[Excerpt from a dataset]
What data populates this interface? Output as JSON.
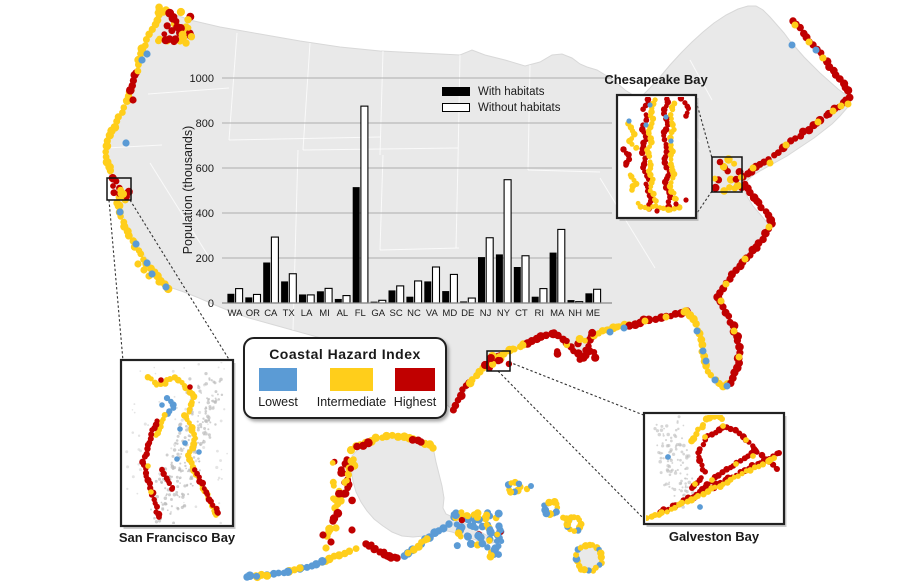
{
  "figure": {
    "insets": {
      "chesapeake": {
        "label": "Chesapeake Bay"
      },
      "san_francisco": {
        "label": "San Francisco Bay"
      },
      "galveston": {
        "label": "Galveston Bay"
      }
    },
    "hazard_legend": {
      "title": "Coastal Hazard Index",
      "classes": [
        {
          "label": "Lowest",
          "color": "#5B9BD5"
        },
        {
          "label": "Intermediate",
          "color": "#FFCE1B"
        },
        {
          "label": "Highest",
          "color": "#C00000"
        }
      ]
    }
  },
  "colors": {
    "lowest": "#5B9BD5",
    "intermediate": "#FFCE1B",
    "highest": "#C00000",
    "land": "#E9E9E9",
    "land_border": "#D8D8D8",
    "state_line": "#FFFFFF",
    "terrain_speckle": "#BBBBBB",
    "gridline": "#ADADAD"
  },
  "chart_data": {
    "type": "bar",
    "title": "",
    "categories": [
      "WA",
      "OR",
      "CA",
      "TX",
      "LA",
      "MI",
      "AL",
      "FL",
      "GA",
      "SC",
      "NC",
      "VA",
      "MD",
      "DE",
      "NJ",
      "NY",
      "CT",
      "RI",
      "MA",
      "NH",
      "ME"
    ],
    "series": [
      {
        "name": "With habitats",
        "values": [
          41,
          25,
          180,
          96,
          38,
          52,
          18,
          515,
          6,
          56,
          28,
          96,
          53,
          7,
          204,
          216,
          160,
          28,
          224,
          13,
          43
        ]
      },
      {
        "name": "Without habitats",
        "values": [
          64,
          38,
          293,
          130,
          36,
          65,
          33,
          875,
          12,
          76,
          98,
          160,
          127,
          22,
          290,
          548,
          210,
          64,
          327,
          6,
          61
        ]
      }
    ],
    "xlabel": "",
    "ylabel": "Population (thousands)",
    "ylim": [
      0,
      1000
    ],
    "yticks": [
      0,
      200,
      400,
      600,
      800,
      1000
    ],
    "grid": true,
    "legend_position": "top-right",
    "bar_colors": {
      "With habitats": "#000000",
      "Without habitats": "#FFFFFF"
    }
  }
}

### Stated goal
Skip the pictures and transcribe the rest of the records exactly.

### Written response
What data populates this interface? Output as JSON.
{
  "figure": {
    "insets": {
      "chesapeake": {
        "label": "Chesapeake Bay"
      },
      "san_francisco": {
        "label": "San Francisco Bay"
      },
      "galveston": {
        "label": "Galveston Bay"
      }
    },
    "hazard_legend": {
      "title": "Coastal Hazard Index",
      "classes": [
        {
          "label": "Lowest",
          "color": "#5B9BD5"
        },
        {
          "label": "Intermediate",
          "color": "#FFCE1B"
        },
        {
          "label": "Highest",
          "color": "#C00000"
        }
      ]
    }
  },
  "colors": {
    "lowest": "#5B9BD5",
    "intermediate": "#FFCE1B",
    "highest": "#C00000",
    "land": "#E9E9E9",
    "land_border": "#D8D8D8",
    "state_line": "#FFFFFF",
    "terrain_speckle": "#BBBBBB",
    "gridline": "#ADADAD"
  },
  "chart_data": {
    "type": "bar",
    "title": "",
    "categories": [
      "WA",
      "OR",
      "CA",
      "TX",
      "LA",
      "MI",
      "AL",
      "FL",
      "GA",
      "SC",
      "NC",
      "VA",
      "MD",
      "DE",
      "NJ",
      "NY",
      "CT",
      "RI",
      "MA",
      "NH",
      "ME"
    ],
    "series": [
      {
        "name": "With habitats",
        "values": [
          41,
          25,
          180,
          96,
          38,
          52,
          18,
          515,
          6,
          56,
          28,
          96,
          53,
          7,
          204,
          216,
          160,
          28,
          224,
          13,
          43
        ]
      },
      {
        "name": "Without habitats",
        "values": [
          64,
          38,
          293,
          130,
          36,
          65,
          33,
          875,
          12,
          76,
          98,
          160,
          127,
          22,
          290,
          548,
          210,
          64,
          327,
          6,
          61
        ]
      }
    ],
    "xlabel": "",
    "ylabel": "Population (thousands)",
    "ylim": [
      0,
      1000
    ],
    "yticks": [
      0,
      200,
      400,
      600,
      800,
      1000
    ],
    "grid": true,
    "legend_position": "top-right",
    "bar_colors": {
      "With habitats": "#000000",
      "Without habitats": "#FFFFFF"
    }
  }
}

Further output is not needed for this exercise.